Your goal ▸ Reproduce all of the material exactly as shown.
--- START Data records ---
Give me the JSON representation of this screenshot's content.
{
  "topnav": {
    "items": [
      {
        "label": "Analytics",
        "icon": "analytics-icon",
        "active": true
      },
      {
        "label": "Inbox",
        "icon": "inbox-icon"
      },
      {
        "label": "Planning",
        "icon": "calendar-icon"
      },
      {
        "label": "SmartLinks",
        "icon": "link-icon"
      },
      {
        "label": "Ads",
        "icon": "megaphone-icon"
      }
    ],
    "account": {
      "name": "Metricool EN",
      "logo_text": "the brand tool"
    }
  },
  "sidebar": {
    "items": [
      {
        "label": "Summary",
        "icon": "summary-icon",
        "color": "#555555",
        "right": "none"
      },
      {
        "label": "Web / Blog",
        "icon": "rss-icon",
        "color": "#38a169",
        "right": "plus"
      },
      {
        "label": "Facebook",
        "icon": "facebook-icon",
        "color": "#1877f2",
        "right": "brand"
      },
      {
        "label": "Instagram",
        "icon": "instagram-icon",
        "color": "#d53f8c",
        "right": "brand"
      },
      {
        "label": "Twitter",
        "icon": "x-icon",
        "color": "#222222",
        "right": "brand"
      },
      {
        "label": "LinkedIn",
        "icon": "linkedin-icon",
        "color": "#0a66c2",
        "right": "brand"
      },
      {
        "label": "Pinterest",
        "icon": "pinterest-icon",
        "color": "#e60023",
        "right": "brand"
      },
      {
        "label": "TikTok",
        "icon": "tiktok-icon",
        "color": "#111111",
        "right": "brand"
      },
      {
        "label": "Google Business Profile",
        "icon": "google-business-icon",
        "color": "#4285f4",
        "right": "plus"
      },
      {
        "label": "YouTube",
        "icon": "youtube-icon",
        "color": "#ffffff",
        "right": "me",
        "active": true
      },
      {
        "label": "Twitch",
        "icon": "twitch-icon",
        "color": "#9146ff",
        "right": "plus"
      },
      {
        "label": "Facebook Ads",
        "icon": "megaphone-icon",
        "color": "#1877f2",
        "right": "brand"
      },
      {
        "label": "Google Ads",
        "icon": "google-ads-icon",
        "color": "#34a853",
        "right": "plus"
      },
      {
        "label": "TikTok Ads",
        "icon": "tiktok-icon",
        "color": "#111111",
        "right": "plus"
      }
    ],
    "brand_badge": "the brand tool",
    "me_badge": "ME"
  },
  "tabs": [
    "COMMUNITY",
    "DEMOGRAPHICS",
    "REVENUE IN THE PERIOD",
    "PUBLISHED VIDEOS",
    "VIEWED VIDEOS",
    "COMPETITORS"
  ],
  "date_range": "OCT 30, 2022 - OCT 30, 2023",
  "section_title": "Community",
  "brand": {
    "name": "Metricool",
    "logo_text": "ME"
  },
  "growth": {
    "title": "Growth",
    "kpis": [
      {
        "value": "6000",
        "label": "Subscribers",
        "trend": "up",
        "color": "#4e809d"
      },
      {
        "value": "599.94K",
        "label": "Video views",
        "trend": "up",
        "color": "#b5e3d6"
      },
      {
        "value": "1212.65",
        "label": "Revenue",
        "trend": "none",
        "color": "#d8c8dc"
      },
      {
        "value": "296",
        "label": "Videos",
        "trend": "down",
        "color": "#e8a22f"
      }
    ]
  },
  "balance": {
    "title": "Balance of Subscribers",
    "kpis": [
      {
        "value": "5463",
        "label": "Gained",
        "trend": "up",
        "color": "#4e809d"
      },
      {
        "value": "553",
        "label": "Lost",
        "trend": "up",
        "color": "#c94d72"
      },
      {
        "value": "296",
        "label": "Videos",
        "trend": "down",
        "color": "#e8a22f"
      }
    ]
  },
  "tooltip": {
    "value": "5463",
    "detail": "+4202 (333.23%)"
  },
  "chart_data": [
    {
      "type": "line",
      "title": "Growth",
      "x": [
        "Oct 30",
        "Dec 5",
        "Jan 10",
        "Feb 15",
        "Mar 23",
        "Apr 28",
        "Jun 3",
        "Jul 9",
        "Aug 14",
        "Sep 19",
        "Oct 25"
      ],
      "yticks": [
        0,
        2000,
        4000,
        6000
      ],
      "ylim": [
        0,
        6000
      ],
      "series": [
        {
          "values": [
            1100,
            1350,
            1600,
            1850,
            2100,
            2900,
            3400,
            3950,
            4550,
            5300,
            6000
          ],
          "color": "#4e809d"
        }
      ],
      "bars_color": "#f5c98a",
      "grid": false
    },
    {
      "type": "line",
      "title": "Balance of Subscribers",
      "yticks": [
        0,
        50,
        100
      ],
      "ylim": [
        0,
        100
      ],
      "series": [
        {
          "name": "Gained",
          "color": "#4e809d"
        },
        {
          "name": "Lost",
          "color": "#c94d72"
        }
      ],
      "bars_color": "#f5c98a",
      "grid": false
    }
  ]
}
--- END Data records ---
Exercise solution ▸
Give me the JSON representation of this screenshot's content.
{
  "topnav": {
    "items": [
      {
        "label": "Analytics",
        "icon": "analytics-icon",
        "active": true
      },
      {
        "label": "Inbox",
        "icon": "inbox-icon"
      },
      {
        "label": "Planning",
        "icon": "calendar-icon"
      },
      {
        "label": "SmartLinks",
        "icon": "link-icon"
      },
      {
        "label": "Ads",
        "icon": "megaphone-icon"
      }
    ],
    "account": {
      "name": "Metricool EN",
      "logo_text": "the brand tool"
    }
  },
  "sidebar": {
    "items": [
      {
        "label": "Summary",
        "icon": "summary-icon",
        "color": "#555555",
        "right": "none"
      },
      {
        "label": "Web / Blog",
        "icon": "rss-icon",
        "color": "#38a169",
        "right": "plus"
      },
      {
        "label": "Facebook",
        "icon": "facebook-icon",
        "color": "#1877f2",
        "right": "brand"
      },
      {
        "label": "Instagram",
        "icon": "instagram-icon",
        "color": "#d53f8c",
        "right": "brand"
      },
      {
        "label": "Twitter",
        "icon": "x-icon",
        "color": "#222222",
        "right": "brand"
      },
      {
        "label": "LinkedIn",
        "icon": "linkedin-icon",
        "color": "#0a66c2",
        "right": "brand"
      },
      {
        "label": "Pinterest",
        "icon": "pinterest-icon",
        "color": "#e60023",
        "right": "brand"
      },
      {
        "label": "TikTok",
        "icon": "tiktok-icon",
        "color": "#111111",
        "right": "brand"
      },
      {
        "label": "Google Business Profile",
        "icon": "google-business-icon",
        "color": "#4285f4",
        "right": "plus"
      },
      {
        "label": "YouTube",
        "icon": "youtube-icon",
        "color": "#ffffff",
        "right": "me",
        "active": true
      },
      {
        "label": "Twitch",
        "icon": "twitch-icon",
        "color": "#9146ff",
        "right": "plus"
      },
      {
        "label": "Facebook Ads",
        "icon": "megaphone-icon",
        "color": "#1877f2",
        "right": "brand"
      },
      {
        "label": "Google Ads",
        "icon": "google-ads-icon",
        "color": "#34a853",
        "right": "plus"
      },
      {
        "label": "TikTok Ads",
        "icon": "tiktok-icon",
        "color": "#111111",
        "right": "plus"
      }
    ],
    "brand_badge": "the brand tool",
    "me_badge": "ME"
  },
  "tabs": [
    "COMMUNITY",
    "DEMOGRAPHICS",
    "REVENUE IN THE PERIOD",
    "PUBLISHED VIDEOS",
    "VIEWED VIDEOS",
    "COMPETITORS"
  ],
  "date_range": "OCT 30, 2022 - OCT 30, 2023",
  "section_title": "Community",
  "brand": {
    "name": "Metricool",
    "logo_text": "ME"
  },
  "growth": {
    "title": "Growth",
    "kpis": [
      {
        "value": "6000",
        "label": "Subscribers",
        "trend": "up",
        "color": "#4e809d"
      },
      {
        "value": "599.94K",
        "label": "Video views",
        "trend": "up",
        "color": "#b5e3d6"
      },
      {
        "value": "1212.65",
        "label": "Revenue",
        "trend": "none",
        "color": "#d8c8dc"
      },
      {
        "value": "296",
        "label": "Videos",
        "trend": "down",
        "color": "#e8a22f"
      }
    ]
  },
  "balance": {
    "title": "Balance of Subscribers",
    "kpis": [
      {
        "value": "5463",
        "label": "Gained",
        "trend": "up",
        "color": "#4e809d"
      },
      {
        "value": "553",
        "label": "Lost",
        "trend": "up",
        "color": "#c94d72"
      },
      {
        "value": "296",
        "label": "Videos",
        "trend": "down",
        "color": "#e8a22f"
      }
    ]
  },
  "tooltip": {
    "value": "5463",
    "detail": "+4202 (333.23%)"
  },
  "chart_data": [
    {
      "type": "line",
      "title": "Growth",
      "x": [
        "Oct 30",
        "Dec 5",
        "Jan 10",
        "Feb 15",
        "Mar 23",
        "Apr 28",
        "Jun 3",
        "Jul 9",
        "Aug 14",
        "Sep 19",
        "Oct 25"
      ],
      "yticks": [
        0,
        2000,
        4000,
        6000
      ],
      "ylim": [
        0,
        6000
      ],
      "series": [
        {
          "values": [
            1100,
            1350,
            1600,
            1850,
            2100,
            2900,
            3400,
            3950,
            4550,
            5300,
            6000
          ],
          "color": "#4e809d"
        }
      ],
      "bars_color": "#f5c98a",
      "grid": false
    },
    {
      "type": "line",
      "title": "Balance of Subscribers",
      "yticks": [
        0,
        50,
        100
      ],
      "ylim": [
        0,
        100
      ],
      "series": [
        {
          "name": "Gained",
          "color": "#4e809d"
        },
        {
          "name": "Lost",
          "color": "#c94d72"
        }
      ],
      "bars_color": "#f5c98a",
      "grid": false
    }
  ]
}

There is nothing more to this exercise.